### TASK OBJECTIVE
What follows is a listing; restate every line of it word for word.

[START]

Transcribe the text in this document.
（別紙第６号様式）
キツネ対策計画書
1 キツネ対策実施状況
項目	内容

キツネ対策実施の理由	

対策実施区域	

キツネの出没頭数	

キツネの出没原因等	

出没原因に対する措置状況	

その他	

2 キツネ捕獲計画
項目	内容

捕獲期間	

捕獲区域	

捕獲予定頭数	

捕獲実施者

[END]

### REPLY TO THE TASK
Transcribe the text in this document.
（別紙第６号様式）
キツネ対策計画書
1 キツネ対策実施状況
項目	内容

キツネ対策実施の理由	

対策実施区域	

キツネの出没頭数	

キツネの出没原因等	

出没原因に対する措置状況	

その他	

2 キツネ捕獲計画
項目	内容

捕獲期間	

捕獲区域	

捕獲予定頭数	

捕獲実施者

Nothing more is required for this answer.